EXERCISE TASK: Quote every line of the data below as it stands, omitting pictures.

* start ROWS *

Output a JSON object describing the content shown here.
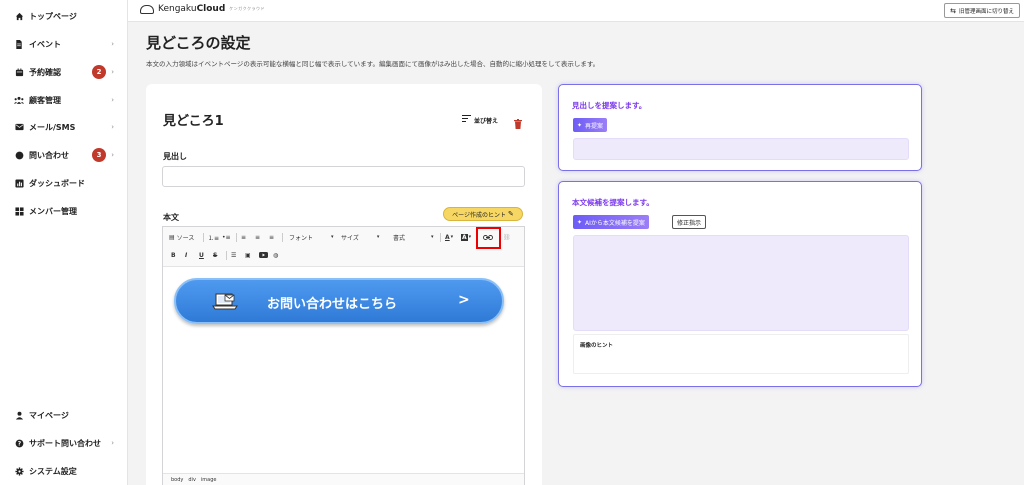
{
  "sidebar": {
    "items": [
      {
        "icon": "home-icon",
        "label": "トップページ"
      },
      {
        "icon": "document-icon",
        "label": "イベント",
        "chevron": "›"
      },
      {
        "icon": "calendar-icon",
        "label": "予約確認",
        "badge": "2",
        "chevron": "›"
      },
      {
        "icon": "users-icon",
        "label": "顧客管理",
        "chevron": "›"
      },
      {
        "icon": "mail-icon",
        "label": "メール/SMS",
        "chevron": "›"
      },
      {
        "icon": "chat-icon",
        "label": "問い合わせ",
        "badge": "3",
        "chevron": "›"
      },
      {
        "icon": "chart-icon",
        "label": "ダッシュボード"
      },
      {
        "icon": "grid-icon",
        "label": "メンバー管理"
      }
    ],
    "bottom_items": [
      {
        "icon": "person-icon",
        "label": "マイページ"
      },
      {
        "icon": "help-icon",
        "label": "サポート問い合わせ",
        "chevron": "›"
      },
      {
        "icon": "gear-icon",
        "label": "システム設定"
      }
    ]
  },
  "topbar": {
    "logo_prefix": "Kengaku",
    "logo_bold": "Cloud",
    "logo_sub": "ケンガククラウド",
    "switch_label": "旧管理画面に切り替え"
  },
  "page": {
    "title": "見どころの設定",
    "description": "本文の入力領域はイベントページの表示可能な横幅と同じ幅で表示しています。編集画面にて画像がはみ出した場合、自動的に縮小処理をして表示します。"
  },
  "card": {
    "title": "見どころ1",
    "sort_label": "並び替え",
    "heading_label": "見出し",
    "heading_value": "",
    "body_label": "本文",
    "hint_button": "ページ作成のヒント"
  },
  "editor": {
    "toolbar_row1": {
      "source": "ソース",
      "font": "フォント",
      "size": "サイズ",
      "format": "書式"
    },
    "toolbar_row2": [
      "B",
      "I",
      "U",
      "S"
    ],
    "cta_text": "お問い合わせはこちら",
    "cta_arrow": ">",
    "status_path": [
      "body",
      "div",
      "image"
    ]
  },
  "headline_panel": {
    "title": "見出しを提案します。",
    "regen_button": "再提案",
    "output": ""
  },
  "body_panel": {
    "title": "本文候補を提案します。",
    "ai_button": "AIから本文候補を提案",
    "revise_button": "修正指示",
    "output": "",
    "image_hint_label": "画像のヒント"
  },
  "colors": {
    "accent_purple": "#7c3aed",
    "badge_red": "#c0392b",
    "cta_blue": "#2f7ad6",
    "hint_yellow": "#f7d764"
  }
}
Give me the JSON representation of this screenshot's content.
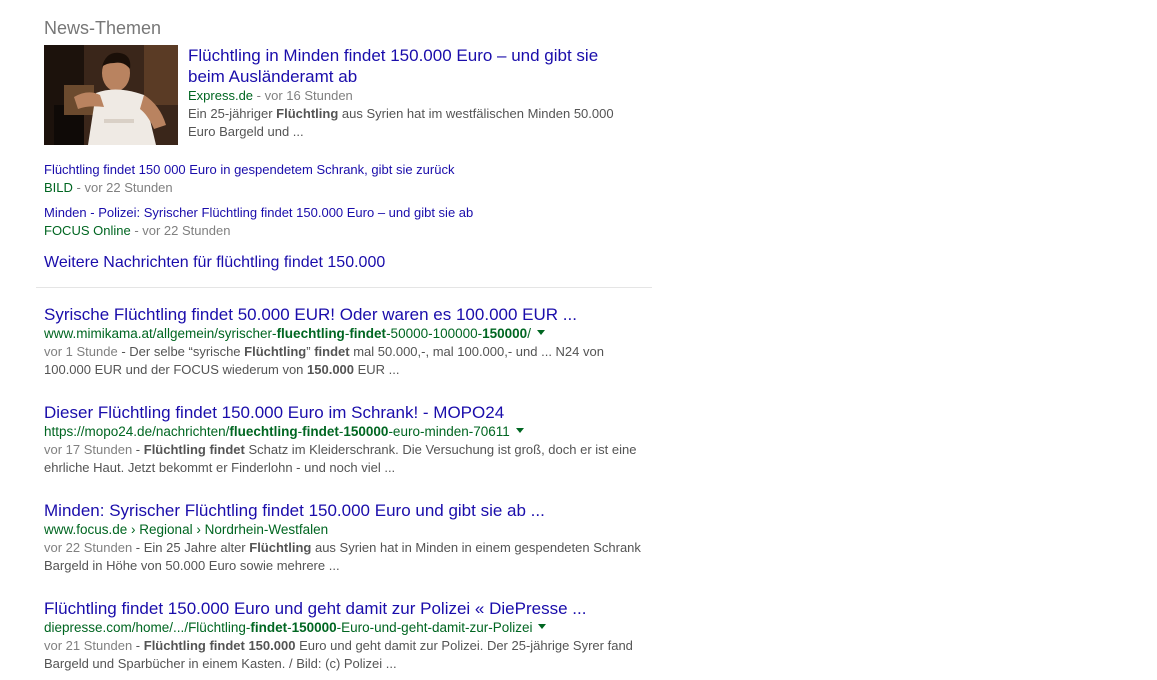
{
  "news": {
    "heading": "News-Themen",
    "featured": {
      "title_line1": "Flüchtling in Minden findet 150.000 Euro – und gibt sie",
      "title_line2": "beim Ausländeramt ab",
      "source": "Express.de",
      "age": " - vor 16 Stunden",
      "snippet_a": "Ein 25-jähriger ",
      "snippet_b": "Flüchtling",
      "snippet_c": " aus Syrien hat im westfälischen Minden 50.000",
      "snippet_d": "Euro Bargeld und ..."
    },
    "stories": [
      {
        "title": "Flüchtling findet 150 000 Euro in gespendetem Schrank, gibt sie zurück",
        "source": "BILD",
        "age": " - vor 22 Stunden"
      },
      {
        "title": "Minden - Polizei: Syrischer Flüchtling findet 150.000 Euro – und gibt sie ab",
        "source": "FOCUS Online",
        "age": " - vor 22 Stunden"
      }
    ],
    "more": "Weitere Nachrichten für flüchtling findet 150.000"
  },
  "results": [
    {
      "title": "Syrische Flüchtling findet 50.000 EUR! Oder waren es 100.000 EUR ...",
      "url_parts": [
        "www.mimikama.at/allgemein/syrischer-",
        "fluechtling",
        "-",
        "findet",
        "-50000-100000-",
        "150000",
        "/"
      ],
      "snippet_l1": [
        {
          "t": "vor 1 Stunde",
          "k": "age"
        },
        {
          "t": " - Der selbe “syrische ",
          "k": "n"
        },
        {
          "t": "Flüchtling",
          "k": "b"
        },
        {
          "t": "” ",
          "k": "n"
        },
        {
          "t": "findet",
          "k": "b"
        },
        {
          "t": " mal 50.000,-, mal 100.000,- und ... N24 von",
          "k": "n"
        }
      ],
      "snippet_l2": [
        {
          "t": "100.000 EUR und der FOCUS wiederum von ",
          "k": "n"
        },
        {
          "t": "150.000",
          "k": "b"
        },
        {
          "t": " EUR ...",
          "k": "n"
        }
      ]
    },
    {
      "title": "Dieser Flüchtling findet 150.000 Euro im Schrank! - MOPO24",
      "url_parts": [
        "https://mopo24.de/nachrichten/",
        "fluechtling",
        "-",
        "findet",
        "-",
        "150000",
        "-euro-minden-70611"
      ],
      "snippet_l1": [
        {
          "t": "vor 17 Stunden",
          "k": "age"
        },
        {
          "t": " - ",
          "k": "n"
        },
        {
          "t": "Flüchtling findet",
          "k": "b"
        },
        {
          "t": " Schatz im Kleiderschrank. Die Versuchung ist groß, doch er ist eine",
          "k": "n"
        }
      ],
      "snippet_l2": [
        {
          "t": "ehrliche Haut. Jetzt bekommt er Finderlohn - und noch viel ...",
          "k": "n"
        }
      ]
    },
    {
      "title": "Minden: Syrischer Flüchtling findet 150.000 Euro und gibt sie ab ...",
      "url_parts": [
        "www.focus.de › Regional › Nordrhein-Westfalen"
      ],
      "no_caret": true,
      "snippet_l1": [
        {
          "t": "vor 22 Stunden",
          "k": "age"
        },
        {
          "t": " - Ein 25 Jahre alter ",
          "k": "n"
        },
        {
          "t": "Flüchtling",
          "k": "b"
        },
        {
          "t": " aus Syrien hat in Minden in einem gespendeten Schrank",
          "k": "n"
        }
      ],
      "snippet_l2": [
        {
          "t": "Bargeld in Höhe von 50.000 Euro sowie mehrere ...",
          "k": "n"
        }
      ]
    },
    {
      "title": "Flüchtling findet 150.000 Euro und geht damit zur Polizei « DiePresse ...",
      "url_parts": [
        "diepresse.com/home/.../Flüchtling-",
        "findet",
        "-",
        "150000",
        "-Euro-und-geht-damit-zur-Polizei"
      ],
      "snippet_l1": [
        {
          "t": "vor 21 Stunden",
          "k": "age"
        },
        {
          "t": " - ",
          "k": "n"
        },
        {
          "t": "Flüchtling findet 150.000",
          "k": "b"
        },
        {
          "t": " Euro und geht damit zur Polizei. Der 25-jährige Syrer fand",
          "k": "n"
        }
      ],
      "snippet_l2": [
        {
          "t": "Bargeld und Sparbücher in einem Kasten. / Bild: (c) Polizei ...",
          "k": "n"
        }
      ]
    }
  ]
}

* end ROWS *

RESPONSE FOR THIS EXERCISE:
Output a JSON object describing the content shown here.
{
  "sidebar": {
    "items": [
      {
        "icon": "home-icon",
        "label": "トップページ"
      },
      {
        "icon": "document-icon",
        "label": "イベント",
        "chevron": "›"
      },
      {
        "icon": "calendar-icon",
        "label": "予約確認",
        "badge": "2",
        "chevron": "›"
      },
      {
        "icon": "users-icon",
        "label": "顧客管理",
        "chevron": "›"
      },
      {
        "icon": "mail-icon",
        "label": "メール/SMS",
        "chevron": "›"
      },
      {
        "icon": "chat-icon",
        "label": "問い合わせ",
        "badge": "3",
        "chevron": "›"
      },
      {
        "icon": "chart-icon",
        "label": "ダッシュボード"
      },
      {
        "icon": "grid-icon",
        "label": "メンバー管理"
      }
    ],
    "bottom_items": [
      {
        "icon": "person-icon",
        "label": "マイページ"
      },
      {
        "icon": "help-icon",
        "label": "サポート問い合わせ",
        "chevron": "›"
      },
      {
        "icon": "gear-icon",
        "label": "システム設定"
      }
    ]
  },
  "topbar": {
    "logo_prefix": "Kengaku",
    "logo_bold": "Cloud",
    "logo_sub": "ケンガククラウド",
    "switch_label": "旧管理画面に切り替え"
  },
  "page": {
    "title": "見どころの設定",
    "description": "本文の入力領域はイベントページの表示可能な横幅と同じ幅で表示しています。編集画面にて画像がはみ出した場合、自動的に縮小処理をして表示します。"
  },
  "card": {
    "title": "見どころ1",
    "sort_label": "並び替え",
    "heading_label": "見出し",
    "heading_value": "",
    "body_label": "本文",
    "hint_button": "ページ作成のヒント"
  },
  "editor": {
    "toolbar_row1": {
      "source": "ソース",
      "font": "フォント",
      "size": "サイズ",
      "format": "書式"
    },
    "toolbar_row2": [
      "B",
      "I",
      "U",
      "S"
    ],
    "cta_text": "お問い合わせはこちら",
    "cta_arrow": ">",
    "status_path": [
      "body",
      "div",
      "image"
    ]
  },
  "headline_panel": {
    "title": "見出しを提案します。",
    "regen_button": "再提案",
    "output": ""
  },
  "body_panel": {
    "title": "本文候補を提案します。",
    "ai_button": "AIから本文候補を提案",
    "revise_button": "修正指示",
    "output": "",
    "image_hint_label": "画像のヒント"
  },
  "colors": {
    "accent_purple": "#7c3aed",
    "badge_red": "#c0392b",
    "cta_blue": "#2f7ad6",
    "hint_yellow": "#f7d764"
  }
}
Give me the JSON representation of this screenshot's content.
{
  "news": {
    "heading": "News-Themen",
    "featured": {
      "title_line1": "Flüchtling in Minden findet 150.000 Euro – und gibt sie",
      "title_line2": "beim Ausländeramt ab",
      "source": "Express.de",
      "age": " - vor 16 Stunden",
      "snippet_a": "Ein 25-jähriger ",
      "snippet_b": "Flüchtling",
      "snippet_c": " aus Syrien hat im westfälischen Minden 50.000",
      "snippet_d": "Euro Bargeld und ..."
    },
    "stories": [
      {
        "title": "Flüchtling findet 150 000 Euro in gespendetem Schrank, gibt sie zurück",
        "source": "BILD",
        "age": " - vor 22 Stunden"
      },
      {
        "title": "Minden - Polizei: Syrischer Flüchtling findet 150.000 Euro – und gibt sie ab",
        "source": "FOCUS Online",
        "age": " - vor 22 Stunden"
      }
    ],
    "more": "Weitere Nachrichten für flüchtling findet 150.000"
  },
  "results": [
    {
      "title": "Syrische Flüchtling findet 50.000 EUR! Oder waren es 100.000 EUR ...",
      "url_parts": [
        "www.mimikama.at/allgemein/syrischer-",
        "fluechtling",
        "-",
        "findet",
        "-50000-100000-",
        "150000",
        "/"
      ],
      "snippet_l1": [
        {
          "t": "vor 1 Stunde",
          "k": "age"
        },
        {
          "t": " - Der selbe “syrische ",
          "k": "n"
        },
        {
          "t": "Flüchtling",
          "k": "b"
        },
        {
          "t": "” ",
          "k": "n"
        },
        {
          "t": "findet",
          "k": "b"
        },
        {
          "t": " mal 50.000,-, mal 100.000,- und ... N24 von",
          "k": "n"
        }
      ],
      "snippet_l2": [
        {
          "t": "100.000 EUR und der FOCUS wiederum von ",
          "k": "n"
        },
        {
          "t": "150.000",
          "k": "b"
        },
        {
          "t": " EUR ...",
          "k": "n"
        }
      ]
    },
    {
      "title": "Dieser Flüchtling findet 150.000 Euro im Schrank! - MOPO24",
      "url_parts": [
        "https://mopo24.de/nachrichten/",
        "fluechtling",
        "-",
        "findet",
        "-",
        "150000",
        "-euro-minden-70611"
      ],
      "snippet_l1": [
        {
          "t": "vor 17 Stunden",
          "k": "age"
        },
        {
          "t": " - ",
          "k": "n"
        },
        {
          "t": "Flüchtling findet",
          "k": "b"
        },
        {
          "t": " Schatz im Kleiderschrank. Die Versuchung ist groß, doch er ist eine",
          "k": "n"
        }
      ],
      "snippet_l2": [
        {
          "t": "ehrliche Haut. Jetzt bekommt er Finderlohn - und noch viel ...",
          "k": "n"
        }
      ]
    },
    {
      "title": "Minden: Syrischer Flüchtling findet 150.000 Euro und gibt sie ab ...",
      "url_parts": [
        "www.focus.de › Regional › Nordrhein-Westfalen"
      ],
      "no_caret": true,
      "snippet_l1": [
        {
          "t": "vor 22 Stunden",
          "k": "age"
        },
        {
          "t": " - Ein 25 Jahre alter ",
          "k": "n"
        },
        {
          "t": "Flüchtling",
          "k": "b"
        },
        {
          "t": " aus Syrien hat in Minden in einem gespendeten Schrank",
          "k": "n"
        }
      ],
      "snippet_l2": [
        {
          "t": "Bargeld in Höhe von 50.000 Euro sowie mehrere ...",
          "k": "n"
        }
      ]
    },
    {
      "title": "Flüchtling findet 150.000 Euro und geht damit zur Polizei « DiePresse ...",
      "url_parts": [
        "diepresse.com/home/.../Flüchtling-",
        "findet",
        "-",
        "150000",
        "-Euro-und-geht-damit-zur-Polizei"
      ],
      "snippet_l1": [
        {
          "t": "vor 21 Stunden",
          "k": "age"
        },
        {
          "t": " - ",
          "k": "n"
        },
        {
          "t": "Flüchtling findet 150.000",
          "k": "b"
        },
        {
          "t": " Euro und geht damit zur Polizei. Der 25-jährige Syrer fand",
          "k": "n"
        }
      ],
      "snippet_l2": [
        {
          "t": "Bargeld und Sparbücher in einem Kasten. / Bild: (c) Polizei ...",
          "k": "n"
        }
      ]
    }
  ]
}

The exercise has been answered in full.